Set the following entries down again exactly, line by line.

— Start of Dataset extract —

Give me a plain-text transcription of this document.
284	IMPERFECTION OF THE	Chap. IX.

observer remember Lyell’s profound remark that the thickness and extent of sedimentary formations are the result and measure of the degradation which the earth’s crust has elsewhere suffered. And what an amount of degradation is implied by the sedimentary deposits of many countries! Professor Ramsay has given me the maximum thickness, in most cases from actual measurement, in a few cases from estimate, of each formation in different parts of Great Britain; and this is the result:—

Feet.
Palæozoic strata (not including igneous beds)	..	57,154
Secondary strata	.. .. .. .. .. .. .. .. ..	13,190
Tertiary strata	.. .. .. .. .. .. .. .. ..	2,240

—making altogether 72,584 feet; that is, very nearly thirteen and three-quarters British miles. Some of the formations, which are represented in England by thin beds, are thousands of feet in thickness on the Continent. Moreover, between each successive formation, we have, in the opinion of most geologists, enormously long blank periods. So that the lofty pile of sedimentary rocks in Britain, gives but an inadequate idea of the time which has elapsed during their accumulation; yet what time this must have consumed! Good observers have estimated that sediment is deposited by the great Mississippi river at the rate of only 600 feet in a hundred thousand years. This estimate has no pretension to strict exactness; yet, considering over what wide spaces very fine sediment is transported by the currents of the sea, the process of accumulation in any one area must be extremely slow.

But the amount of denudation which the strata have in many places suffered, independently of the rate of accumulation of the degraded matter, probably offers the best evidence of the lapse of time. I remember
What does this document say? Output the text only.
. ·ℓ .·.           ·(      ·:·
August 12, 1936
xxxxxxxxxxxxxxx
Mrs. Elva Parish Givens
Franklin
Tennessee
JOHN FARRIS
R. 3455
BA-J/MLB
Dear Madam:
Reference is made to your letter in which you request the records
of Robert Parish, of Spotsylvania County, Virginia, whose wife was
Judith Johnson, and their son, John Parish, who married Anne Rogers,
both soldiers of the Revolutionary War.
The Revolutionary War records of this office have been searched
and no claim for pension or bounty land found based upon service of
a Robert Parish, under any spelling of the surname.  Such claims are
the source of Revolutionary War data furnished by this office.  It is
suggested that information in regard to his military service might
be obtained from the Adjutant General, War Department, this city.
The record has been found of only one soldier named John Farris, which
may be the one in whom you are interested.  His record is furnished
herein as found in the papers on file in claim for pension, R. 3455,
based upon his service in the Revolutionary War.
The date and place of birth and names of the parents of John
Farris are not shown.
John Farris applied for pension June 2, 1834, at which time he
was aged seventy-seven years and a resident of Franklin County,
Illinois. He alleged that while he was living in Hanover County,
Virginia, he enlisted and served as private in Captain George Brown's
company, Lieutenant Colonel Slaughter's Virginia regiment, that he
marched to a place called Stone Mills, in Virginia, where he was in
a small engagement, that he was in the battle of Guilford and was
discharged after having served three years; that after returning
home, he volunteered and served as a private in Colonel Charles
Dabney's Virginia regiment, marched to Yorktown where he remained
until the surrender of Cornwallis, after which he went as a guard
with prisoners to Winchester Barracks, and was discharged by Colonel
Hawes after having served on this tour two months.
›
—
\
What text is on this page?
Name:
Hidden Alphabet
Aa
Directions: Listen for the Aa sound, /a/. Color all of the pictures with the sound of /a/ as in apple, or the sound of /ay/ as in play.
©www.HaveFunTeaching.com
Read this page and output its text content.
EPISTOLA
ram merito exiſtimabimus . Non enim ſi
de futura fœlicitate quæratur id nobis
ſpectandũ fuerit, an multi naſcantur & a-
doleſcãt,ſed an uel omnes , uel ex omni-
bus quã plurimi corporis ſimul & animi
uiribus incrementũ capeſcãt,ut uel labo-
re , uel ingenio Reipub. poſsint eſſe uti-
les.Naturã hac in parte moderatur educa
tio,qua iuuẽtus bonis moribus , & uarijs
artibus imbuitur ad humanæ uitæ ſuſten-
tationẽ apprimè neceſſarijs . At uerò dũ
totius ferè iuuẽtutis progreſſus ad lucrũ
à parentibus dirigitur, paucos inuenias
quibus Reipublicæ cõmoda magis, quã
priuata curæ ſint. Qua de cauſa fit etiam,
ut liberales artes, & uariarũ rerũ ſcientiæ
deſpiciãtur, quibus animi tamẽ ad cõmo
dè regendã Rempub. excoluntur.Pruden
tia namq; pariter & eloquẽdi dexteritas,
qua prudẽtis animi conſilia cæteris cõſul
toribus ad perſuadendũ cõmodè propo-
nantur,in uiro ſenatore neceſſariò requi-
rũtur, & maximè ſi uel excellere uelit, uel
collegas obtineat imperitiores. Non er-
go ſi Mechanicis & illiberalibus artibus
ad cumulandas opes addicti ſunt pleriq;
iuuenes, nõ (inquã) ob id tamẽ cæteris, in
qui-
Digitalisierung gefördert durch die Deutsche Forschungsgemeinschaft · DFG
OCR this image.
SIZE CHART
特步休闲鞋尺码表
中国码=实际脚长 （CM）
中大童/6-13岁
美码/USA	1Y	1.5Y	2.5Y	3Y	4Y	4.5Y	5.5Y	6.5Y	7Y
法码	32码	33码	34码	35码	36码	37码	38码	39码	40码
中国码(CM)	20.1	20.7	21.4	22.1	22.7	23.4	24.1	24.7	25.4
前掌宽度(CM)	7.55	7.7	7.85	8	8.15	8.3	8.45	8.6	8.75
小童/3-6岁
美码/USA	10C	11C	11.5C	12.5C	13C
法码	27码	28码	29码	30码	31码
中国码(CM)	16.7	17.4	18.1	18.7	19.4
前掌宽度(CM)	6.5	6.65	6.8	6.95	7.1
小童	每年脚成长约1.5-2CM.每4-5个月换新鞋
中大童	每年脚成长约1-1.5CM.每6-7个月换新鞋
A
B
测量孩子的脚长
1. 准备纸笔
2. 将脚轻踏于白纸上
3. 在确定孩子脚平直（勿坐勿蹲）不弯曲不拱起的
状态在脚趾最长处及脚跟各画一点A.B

— End of Dataset extract —

Final result
Give me a plain-text transcription of this document.
284	IMPERFECTION OF THE	Chap. IX.

observer remember Lyell’s profound remark that the thickness and extent of sedimentary formations are the result and measure of the degradation which the earth’s crust has elsewhere suffered. And what an amount of degradation is implied by the sedimentary deposits of many countries! Professor Ramsay has given me the maximum thickness, in most cases from actual measurement, in a few cases from estimate, of each formation in different parts of Great Britain; and this is the result:—

Feet.
Palæozoic strata (not including igneous beds)	..	57,154
Secondary strata	.. .. .. .. .. .. .. .. ..	13,190
Tertiary strata	.. .. .. .. .. .. .. .. ..	2,240

—making altogether 72,584 feet; that is, very nearly thirteen and three-quarters British miles. Some of the formations, which are represented in England by thin beds, are thousands of feet in thickness on the Continent. Moreover, between each successive formation, we have, in the opinion of most geologists, enormously long blank periods. So that the lofty pile of sedimentary rocks in Britain, gives but an inadequate idea of the time which has elapsed during their accumulation; yet what time this must have consumed! Good observers have estimated that sediment is deposited by the great Mississippi river at the rate of only 600 feet in a hundred thousand years. This estimate has no pretension to strict exactness; yet, considering over what wide spaces very fine sediment is transported by the currents of the sea, the process of accumulation in any one area must be extremely slow.

But the amount of denudation which the strata have in many places suffered, independently of the rate of accumulation of the degraded matter, probably offers the best evidence of the lapse of time. I remember
What does this document say? Output the text only.
. ·ℓ .·.           ·(      ·:·
August 12, 1936
xxxxxxxxxxxxxxx
Mrs. Elva Parish Givens
Franklin
Tennessee
JOHN FARRIS
R. 3455
BA-J/MLB
Dear Madam:
Reference is made to your letter in which you request the records
of Robert Parish, of Spotsylvania County, Virginia, whose wife was
Judith Johnson, and their son, John Parish, who married Anne Rogers,
both soldiers of the Revolutionary War.
The Revolutionary War records of this office have been searched
and no claim for pension or bounty land found based upon service of
a Robert Parish, under any spelling of the surname.  Such claims are
the source of Revolutionary War data furnished by this office.  It is
suggested that information in regard to his military service might
be obtained from the Adjutant General, War Department, this city.
The record has been found of only one soldier named John Farris, which
may be the one in whom you are interested.  His record is furnished
herein as found in the papers on file in claim for pension, R. 3455,
based upon his service in the Revolutionary War.
The date and place of birth and names of the parents of John
Farris are not shown.
John Farris applied for pension June 2, 1834, at which time he
was aged seventy-seven years and a resident of Franklin County,
Illinois. He alleged that while he was living in Hanover County,
Virginia, he enlisted and served as private in Captain George Brown's
company, Lieutenant Colonel Slaughter's Virginia regiment, that he
marched to a place called Stone Mills, in Virginia, where he was in
a small engagement, that he was in the battle of Guilford and was
discharged after having served three years; that after returning
home, he volunteered and served as a private in Colonel Charles
Dabney's Virginia regiment, marched to Yorktown where he remained
until the surrender of Cornwallis, after which he went as a guard
with prisoners to Winchester Barracks, and was discharged by Colonel
Hawes after having served on this tour two months.
›
—
\
What text is on this page?
Name:
Hidden Alphabet
Aa
Directions: Listen for the Aa sound, /a/. Color all of the pictures with the sound of /a/ as in apple, or the sound of /ay/ as in play.
©www.HaveFunTeaching.com
Read this page and output its text content.
EPISTOLA
ram merito exiſtimabimus . Non enim ſi
de futura fœlicitate quæratur id nobis
ſpectandũ fuerit, an multi naſcantur & a-
doleſcãt,ſed an uel omnes , uel ex omni-
bus quã plurimi corporis ſimul & animi
uiribus incrementũ capeſcãt,ut uel labo-
re , uel ingenio Reipub. poſsint eſſe uti-
les.Naturã hac in parte moderatur educa
tio,qua iuuẽtus bonis moribus , & uarijs
artibus imbuitur ad humanæ uitæ ſuſten-
tationẽ apprimè neceſſarijs . At uerò dũ
totius ferè iuuẽtutis progreſſus ad lucrũ
à parentibus dirigitur, paucos inuenias
quibus Reipublicæ cõmoda magis, quã
priuata curæ ſint. Qua de cauſa fit etiam,
ut liberales artes, & uariarũ rerũ ſcientiæ
deſpiciãtur, quibus animi tamẽ ad cõmo
dè regendã Rempub. excoluntur.Pruden
tia namq; pariter & eloquẽdi dexteritas,
qua prudẽtis animi conſilia cæteris cõſul
toribus ad perſuadendũ cõmodè propo-
nantur,in uiro ſenatore neceſſariò requi-
rũtur, & maximè ſi uel excellere uelit, uel
collegas obtineat imperitiores. Non er-
go ſi Mechanicis & illiberalibus artibus
ad cumulandas opes addicti ſunt pleriq;
iuuenes, nõ (inquã) ob id tamẽ cæteris, in
qui-
Digitalisierung gefördert durch die Deutsche Forschungsgemeinschaft · DFG
OCR this image.
SIZE CHART
特步休闲鞋尺码表
中国码=实际脚长 （CM）
中大童/6-13岁
美码/USA	1Y	1.5Y	2.5Y	3Y	4Y	4.5Y	5.5Y	6.5Y	7Y
法码	32码	33码	34码	35码	36码	37码	38码	39码	40码
中国码(CM)	20.1	20.7	21.4	22.1	22.7	23.4	24.1	24.7	25.4
前掌宽度(CM)	7.55	7.7	7.85	8	8.15	8.3	8.45	8.6	8.75
小童/3-6岁
美码/USA	10C	11C	11.5C	12.5C	13C
法码	27码	28码	29码	30码	31码
中国码(CM)	16.7	17.4	18.1	18.7	19.4
前掌宽度(CM)	6.5	6.65	6.8	6.95	7.1
小童	每年脚成长约1.5-2CM.每4-5个月换新鞋
中大童	每年脚成长约1-1.5CM.每6-7个月换新鞋
A
B
测量孩子的脚长
1. 准备纸笔
2. 将脚轻踏于白纸上
3. 在确定孩子脚平直（勿坐勿蹲）不弯曲不拱起的
状态在脚趾最长处及脚跟各画一点A.B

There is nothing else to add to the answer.